Given task → Locate every line in the records that contains the word "name" and copy each of those lines.

-------- Recorded data --------

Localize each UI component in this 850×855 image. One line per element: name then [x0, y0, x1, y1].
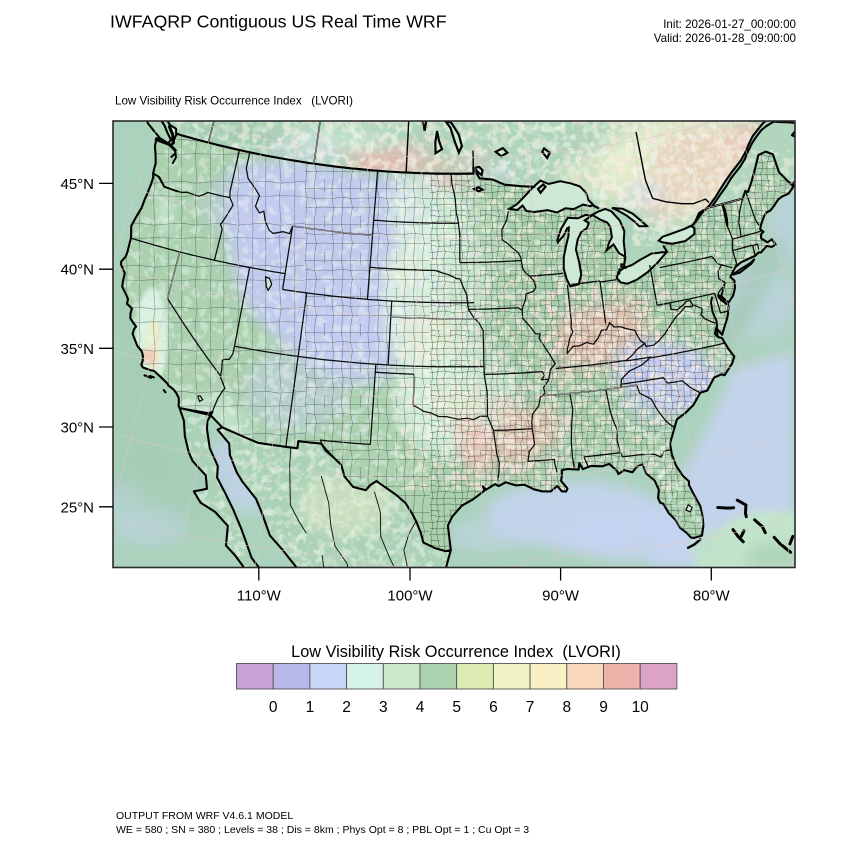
svg-text:90°W: 90°W	[542, 588, 580, 605]
svg-text:80°W: 80°W	[693, 588, 731, 605]
svg-text:5: 5	[452, 699, 461, 716]
svg-text:110°W: 110°W	[237, 588, 282, 605]
svg-text:Init: 2026-01-27_00:00:00: Init: 2026-01-27_00:00:00	[663, 18, 796, 31]
svg-text:1: 1	[306, 699, 315, 716]
svg-text:45°N: 45°N	[60, 176, 94, 193]
svg-text:100°W: 100°W	[387, 588, 433, 605]
svg-text:30°N: 30°N	[60, 420, 94, 437]
svg-text:10: 10	[632, 699, 650, 716]
svg-text:Valid: 2026-01-28_09:00:00: Valid: 2026-01-28_09:00:00	[654, 32, 796, 45]
svg-text:OUTPUT FROM WRF V4.6.1 MODEL: OUTPUT FROM WRF V4.6.1 MODEL	[116, 810, 293, 822]
svg-text:7: 7	[526, 699, 535, 716]
svg-text:9: 9	[599, 699, 608, 716]
svg-text:25°N: 25°N	[60, 499, 94, 516]
svg-text:Low Visibility Risk Occurrence: Low Visibility Risk Occurrence Index (LV…	[291, 643, 621, 661]
svg-text:6: 6	[489, 699, 498, 716]
svg-text:IWFAQRP Contiguous US Real Tim: IWFAQRP Contiguous US Real Time WRF	[110, 12, 447, 32]
svg-text:2: 2	[342, 699, 351, 716]
svg-text:35°N: 35°N	[60, 341, 94, 358]
svg-text:4: 4	[416, 699, 425, 716]
svg-text:40°N: 40°N	[60, 262, 94, 279]
svg-text:Low Visibility Risk Occurrence: Low Visibility Risk Occurrence Index (LV…	[115, 95, 353, 108]
svg-text:0: 0	[269, 699, 278, 716]
svg-text:3: 3	[379, 699, 388, 716]
svg-text:WE = 580 ; SN = 380 ; Levels =: WE = 580 ; SN = 380 ; Levels = 38 ; Dis …	[116, 824, 529, 836]
svg-text:8: 8	[562, 699, 571, 716]
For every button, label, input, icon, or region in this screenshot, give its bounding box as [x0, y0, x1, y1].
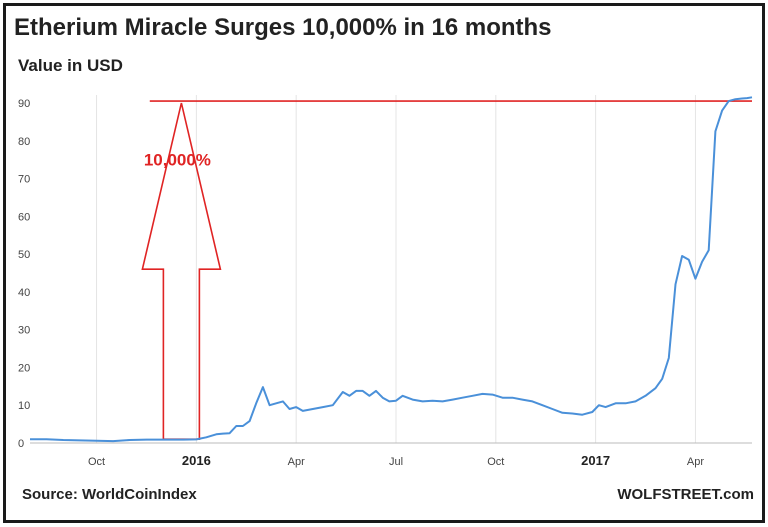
x-tick-label: 2017	[581, 453, 610, 468]
chart-frame	[3, 3, 765, 523]
y-tick-label: 40	[18, 287, 30, 299]
series-line-ethereum-price	[30, 96, 753, 443]
x-tick-label: Oct	[487, 456, 504, 468]
chart-title: Etherium Miracle Surges 10,000% in 16 mo…	[14, 14, 552, 41]
y-tick-label: 10	[18, 400, 30, 412]
y-tick-label: 70	[18, 174, 30, 186]
vertical-grid	[96, 95, 696, 443]
y-tick-label: 0	[18, 438, 24, 450]
chart-subtitle: Value in USD	[18, 56, 123, 75]
x-tick-label: Oct	[88, 456, 105, 468]
y-tick-label: 50	[18, 249, 30, 261]
annotation-10000-percent: 10,000%	[144, 150, 211, 169]
y-tick-label: 80	[18, 136, 30, 148]
brand-logo-text: WOLFSTREET.com	[617, 486, 754, 503]
surge-arrow	[141, 102, 222, 441]
x-tick-label: Apr	[687, 456, 704, 468]
y-tick-label: 90	[18, 98, 30, 110]
y-axis-tick-labels: 0 10 20 30 40 50 60 70 80 90	[18, 98, 30, 450]
y-tick-label: 30	[18, 325, 30, 337]
source-note: Source: WorldCoinIndex	[22, 486, 197, 503]
y-tick-label: 60	[18, 211, 30, 223]
x-tick-label: Jul	[389, 456, 403, 468]
x-tick-label: Apr	[288, 456, 305, 468]
x-tick-label: 2016	[182, 453, 211, 468]
x-axis-tick-labels: Oct 2016 Apr Jul Oct 2017 Apr	[88, 453, 704, 468]
y-tick-label: 20	[18, 362, 30, 374]
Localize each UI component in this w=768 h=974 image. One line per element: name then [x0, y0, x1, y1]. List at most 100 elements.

--------

Expected answer →
Localize each UI component in this 850×855 image. One line per element: name then [x0, y0, x1, y1].
Localize each UI component in this w=768 h=974 image. One line per element: name then [x0, y0, x1, y1]. List at most 100 elements.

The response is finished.